▶ _Supplied data_
▼▼▼

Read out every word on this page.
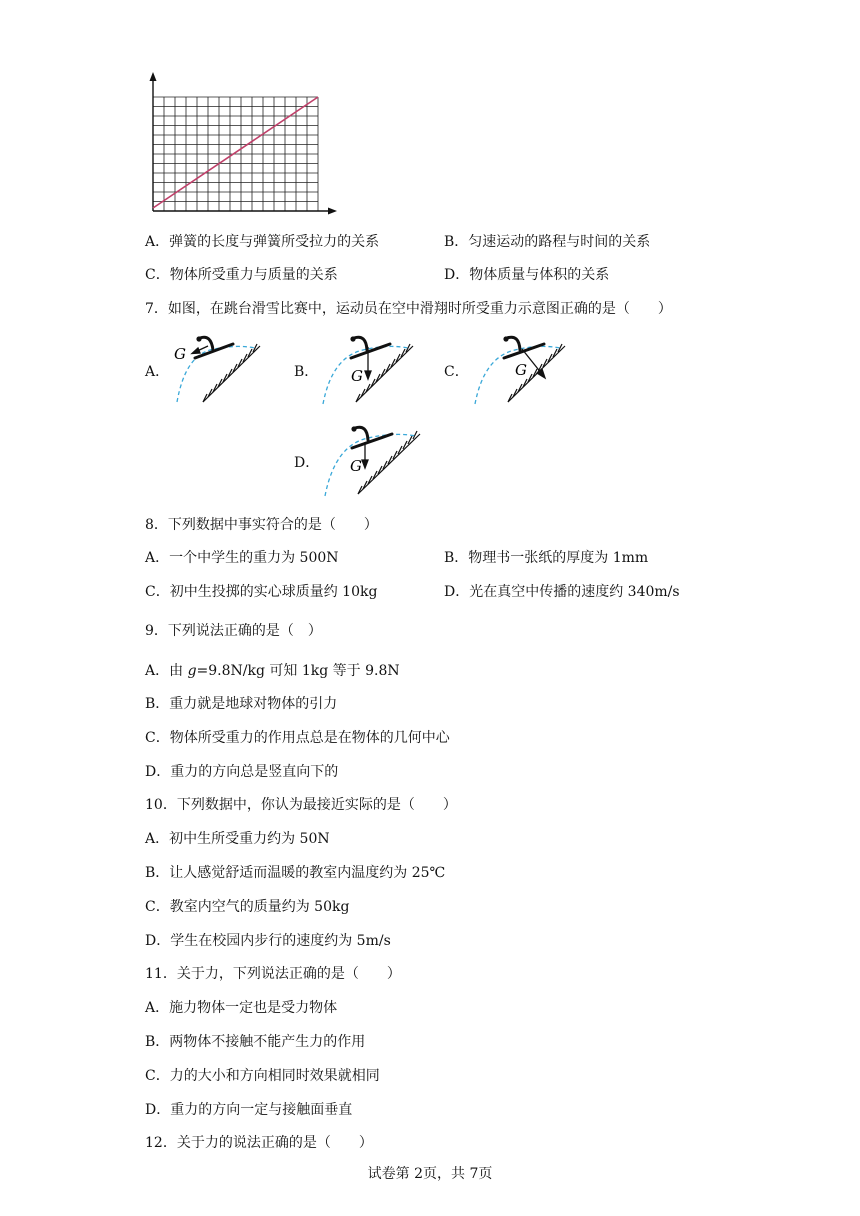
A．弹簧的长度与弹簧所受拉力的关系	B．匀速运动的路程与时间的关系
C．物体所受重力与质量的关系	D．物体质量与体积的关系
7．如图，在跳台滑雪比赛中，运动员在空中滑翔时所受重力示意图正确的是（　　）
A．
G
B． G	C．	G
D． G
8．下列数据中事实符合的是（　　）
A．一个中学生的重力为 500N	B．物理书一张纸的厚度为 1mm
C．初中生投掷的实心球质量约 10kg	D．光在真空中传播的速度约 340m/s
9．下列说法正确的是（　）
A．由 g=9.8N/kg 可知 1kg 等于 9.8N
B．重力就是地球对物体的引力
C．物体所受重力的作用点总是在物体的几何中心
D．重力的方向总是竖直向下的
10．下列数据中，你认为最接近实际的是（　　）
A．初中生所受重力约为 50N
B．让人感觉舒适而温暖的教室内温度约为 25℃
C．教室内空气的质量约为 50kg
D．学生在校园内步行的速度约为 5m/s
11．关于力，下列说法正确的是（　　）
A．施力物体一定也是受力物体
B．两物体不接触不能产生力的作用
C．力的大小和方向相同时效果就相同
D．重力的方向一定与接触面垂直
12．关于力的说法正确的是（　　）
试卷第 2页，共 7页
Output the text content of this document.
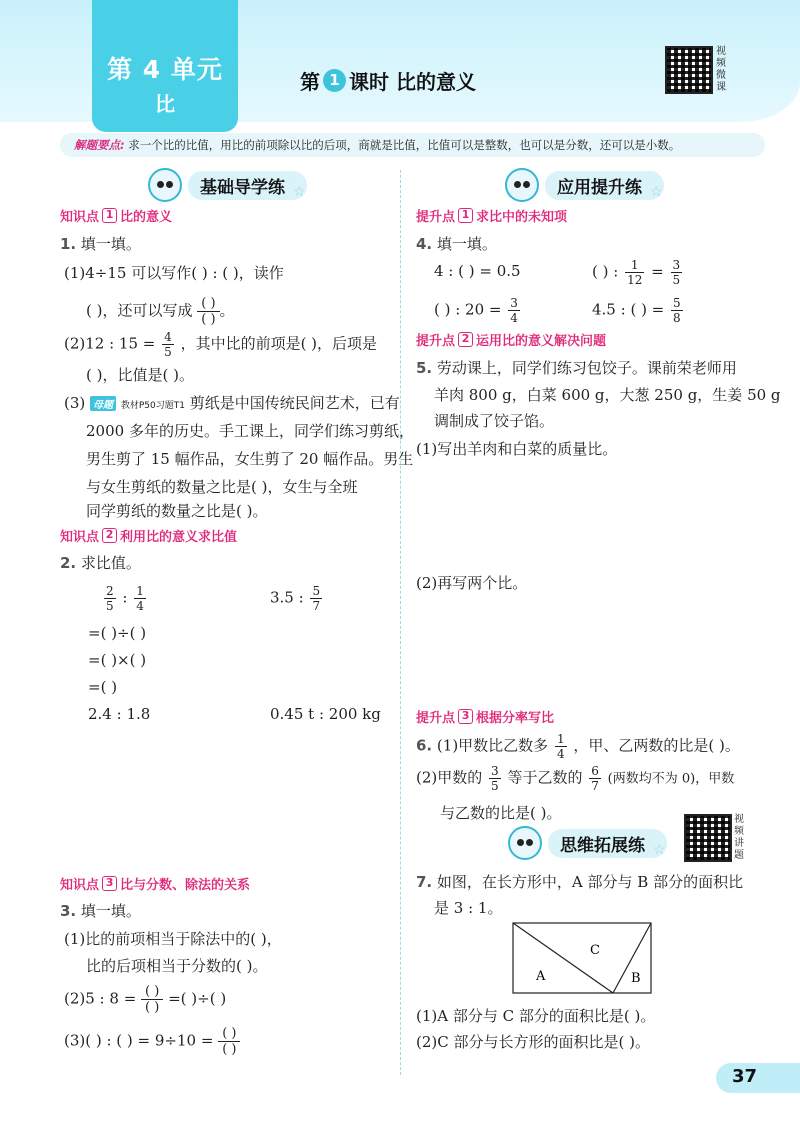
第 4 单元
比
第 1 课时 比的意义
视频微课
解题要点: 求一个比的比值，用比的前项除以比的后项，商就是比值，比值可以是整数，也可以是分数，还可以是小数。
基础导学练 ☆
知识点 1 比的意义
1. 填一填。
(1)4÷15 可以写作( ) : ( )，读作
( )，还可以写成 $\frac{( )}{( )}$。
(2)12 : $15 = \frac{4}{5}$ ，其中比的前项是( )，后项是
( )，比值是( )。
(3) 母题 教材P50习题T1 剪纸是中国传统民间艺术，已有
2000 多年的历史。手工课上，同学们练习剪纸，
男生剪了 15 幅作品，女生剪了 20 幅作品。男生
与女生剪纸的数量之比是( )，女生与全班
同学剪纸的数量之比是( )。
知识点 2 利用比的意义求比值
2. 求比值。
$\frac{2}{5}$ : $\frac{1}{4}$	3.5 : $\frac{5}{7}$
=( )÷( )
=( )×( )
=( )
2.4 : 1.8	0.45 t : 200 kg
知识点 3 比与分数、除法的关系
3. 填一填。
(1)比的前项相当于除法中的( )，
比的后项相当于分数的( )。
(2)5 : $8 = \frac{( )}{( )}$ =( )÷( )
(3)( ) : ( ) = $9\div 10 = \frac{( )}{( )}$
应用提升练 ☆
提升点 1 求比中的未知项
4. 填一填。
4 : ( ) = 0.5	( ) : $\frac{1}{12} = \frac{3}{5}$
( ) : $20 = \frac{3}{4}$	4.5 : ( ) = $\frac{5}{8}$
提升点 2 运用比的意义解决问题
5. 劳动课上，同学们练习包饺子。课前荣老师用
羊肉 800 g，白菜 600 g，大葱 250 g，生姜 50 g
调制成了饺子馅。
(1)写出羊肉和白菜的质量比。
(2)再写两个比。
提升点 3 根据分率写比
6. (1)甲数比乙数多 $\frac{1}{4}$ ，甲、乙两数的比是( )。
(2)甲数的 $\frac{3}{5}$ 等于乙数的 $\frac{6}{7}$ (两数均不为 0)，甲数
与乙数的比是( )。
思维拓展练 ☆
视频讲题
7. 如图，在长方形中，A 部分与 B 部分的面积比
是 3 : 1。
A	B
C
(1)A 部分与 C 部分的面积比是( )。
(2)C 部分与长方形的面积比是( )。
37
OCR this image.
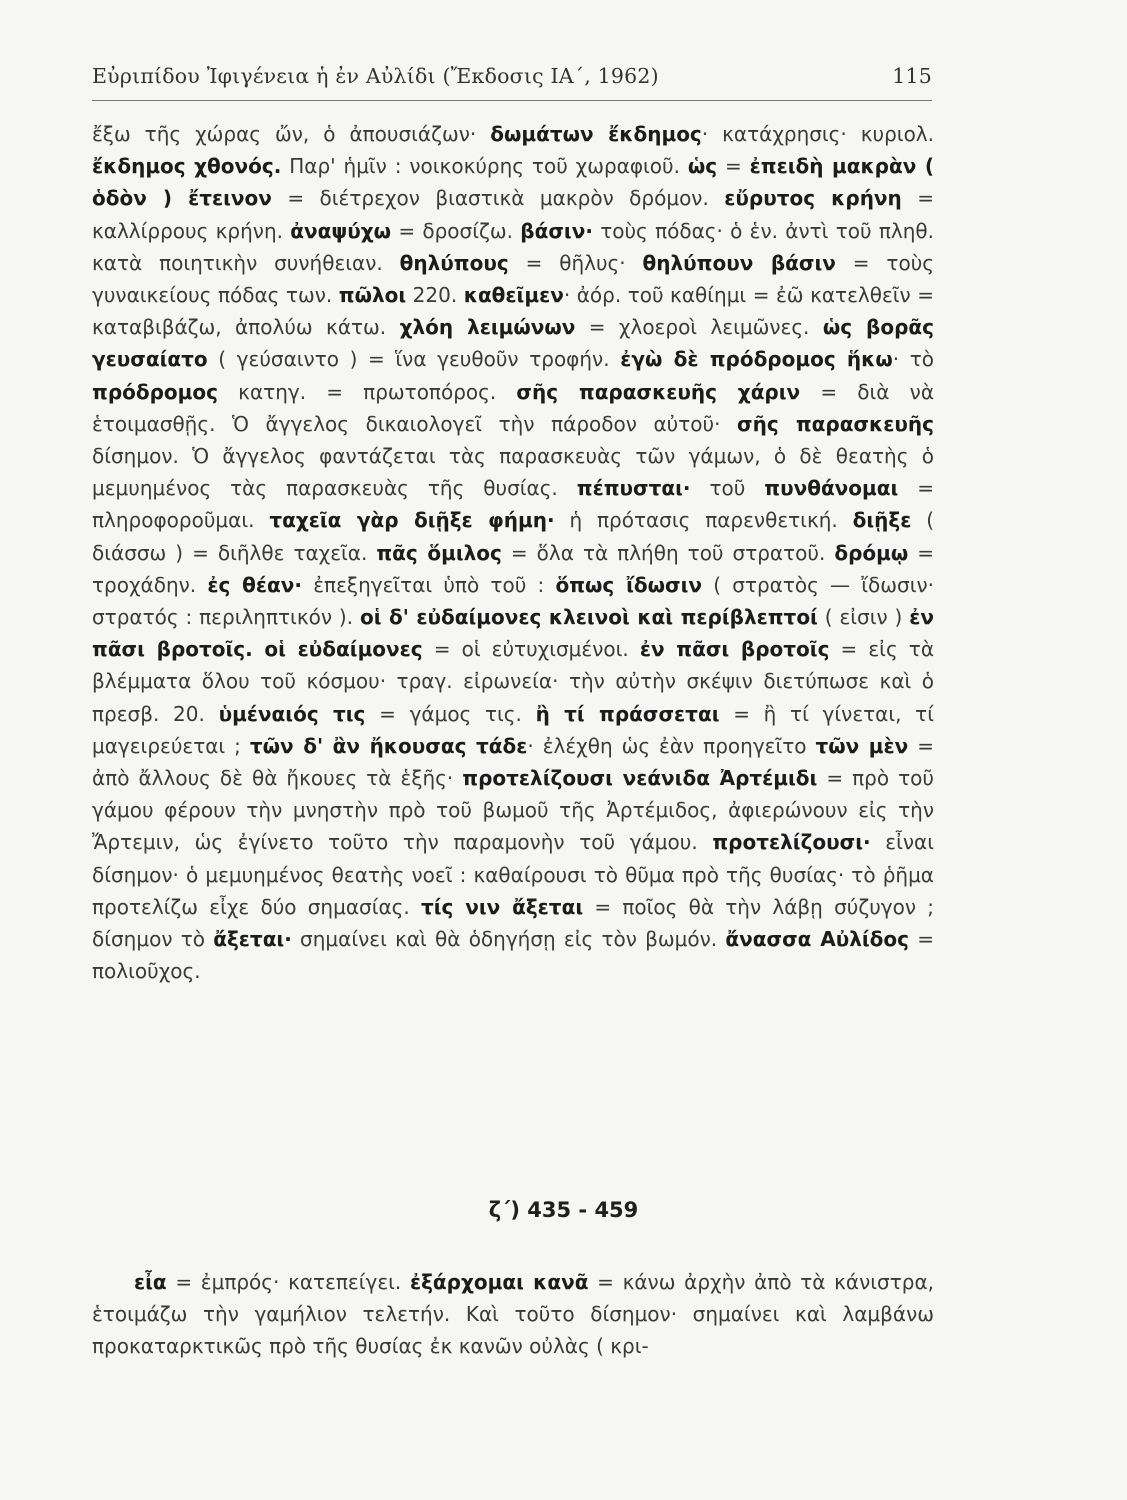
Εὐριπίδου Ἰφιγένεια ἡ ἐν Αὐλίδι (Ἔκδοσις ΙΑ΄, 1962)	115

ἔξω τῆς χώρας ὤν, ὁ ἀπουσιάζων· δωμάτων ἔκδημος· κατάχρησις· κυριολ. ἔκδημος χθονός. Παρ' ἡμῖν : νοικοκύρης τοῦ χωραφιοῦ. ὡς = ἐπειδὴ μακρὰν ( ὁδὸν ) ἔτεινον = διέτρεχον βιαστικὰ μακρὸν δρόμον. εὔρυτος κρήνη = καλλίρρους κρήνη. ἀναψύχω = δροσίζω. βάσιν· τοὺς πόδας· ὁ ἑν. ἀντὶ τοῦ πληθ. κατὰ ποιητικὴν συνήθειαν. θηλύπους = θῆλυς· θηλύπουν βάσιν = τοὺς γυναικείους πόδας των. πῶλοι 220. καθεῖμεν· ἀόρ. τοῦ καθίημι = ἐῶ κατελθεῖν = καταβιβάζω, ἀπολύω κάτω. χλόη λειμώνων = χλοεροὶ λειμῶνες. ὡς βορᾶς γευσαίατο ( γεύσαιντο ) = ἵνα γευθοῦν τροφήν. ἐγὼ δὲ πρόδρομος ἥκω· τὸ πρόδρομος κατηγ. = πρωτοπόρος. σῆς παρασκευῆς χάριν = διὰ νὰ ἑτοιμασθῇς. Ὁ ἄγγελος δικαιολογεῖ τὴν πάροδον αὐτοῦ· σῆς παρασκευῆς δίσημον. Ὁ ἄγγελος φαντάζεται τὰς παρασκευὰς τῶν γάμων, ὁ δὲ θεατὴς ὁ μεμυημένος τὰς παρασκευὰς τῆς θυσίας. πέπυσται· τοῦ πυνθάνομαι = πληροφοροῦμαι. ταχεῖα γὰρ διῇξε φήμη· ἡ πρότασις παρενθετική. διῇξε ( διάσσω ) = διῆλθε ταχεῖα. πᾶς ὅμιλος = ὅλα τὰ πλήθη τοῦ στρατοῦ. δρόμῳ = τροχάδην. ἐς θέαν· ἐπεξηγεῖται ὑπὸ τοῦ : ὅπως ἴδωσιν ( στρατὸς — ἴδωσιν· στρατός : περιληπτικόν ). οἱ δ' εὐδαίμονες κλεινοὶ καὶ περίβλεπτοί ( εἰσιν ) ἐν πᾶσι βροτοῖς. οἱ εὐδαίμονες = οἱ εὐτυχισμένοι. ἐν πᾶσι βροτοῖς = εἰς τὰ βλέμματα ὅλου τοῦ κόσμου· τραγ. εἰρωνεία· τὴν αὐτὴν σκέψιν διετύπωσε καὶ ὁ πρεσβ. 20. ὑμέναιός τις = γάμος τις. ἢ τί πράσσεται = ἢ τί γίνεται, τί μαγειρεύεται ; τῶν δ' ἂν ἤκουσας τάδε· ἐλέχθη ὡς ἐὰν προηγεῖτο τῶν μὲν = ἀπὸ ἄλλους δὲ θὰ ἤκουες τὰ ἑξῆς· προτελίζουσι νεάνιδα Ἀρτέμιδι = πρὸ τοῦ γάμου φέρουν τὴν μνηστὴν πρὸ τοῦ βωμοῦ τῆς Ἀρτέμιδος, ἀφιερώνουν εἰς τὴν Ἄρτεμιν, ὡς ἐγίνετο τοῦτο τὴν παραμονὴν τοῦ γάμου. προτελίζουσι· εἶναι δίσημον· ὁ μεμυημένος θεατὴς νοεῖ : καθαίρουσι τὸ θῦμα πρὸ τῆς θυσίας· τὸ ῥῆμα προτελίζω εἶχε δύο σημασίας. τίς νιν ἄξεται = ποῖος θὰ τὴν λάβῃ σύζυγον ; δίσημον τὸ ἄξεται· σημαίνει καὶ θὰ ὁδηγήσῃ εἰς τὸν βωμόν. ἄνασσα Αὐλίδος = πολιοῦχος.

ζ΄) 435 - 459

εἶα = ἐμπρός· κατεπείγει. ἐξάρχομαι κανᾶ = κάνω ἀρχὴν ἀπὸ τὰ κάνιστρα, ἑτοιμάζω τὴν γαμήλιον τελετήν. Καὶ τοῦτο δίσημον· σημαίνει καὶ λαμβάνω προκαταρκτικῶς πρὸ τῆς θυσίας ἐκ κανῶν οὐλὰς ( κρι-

▲▲▲

What is the number of lines in the data that hold the word "this"? Reply with that number and nothing else.

▶ _Expected answer_
3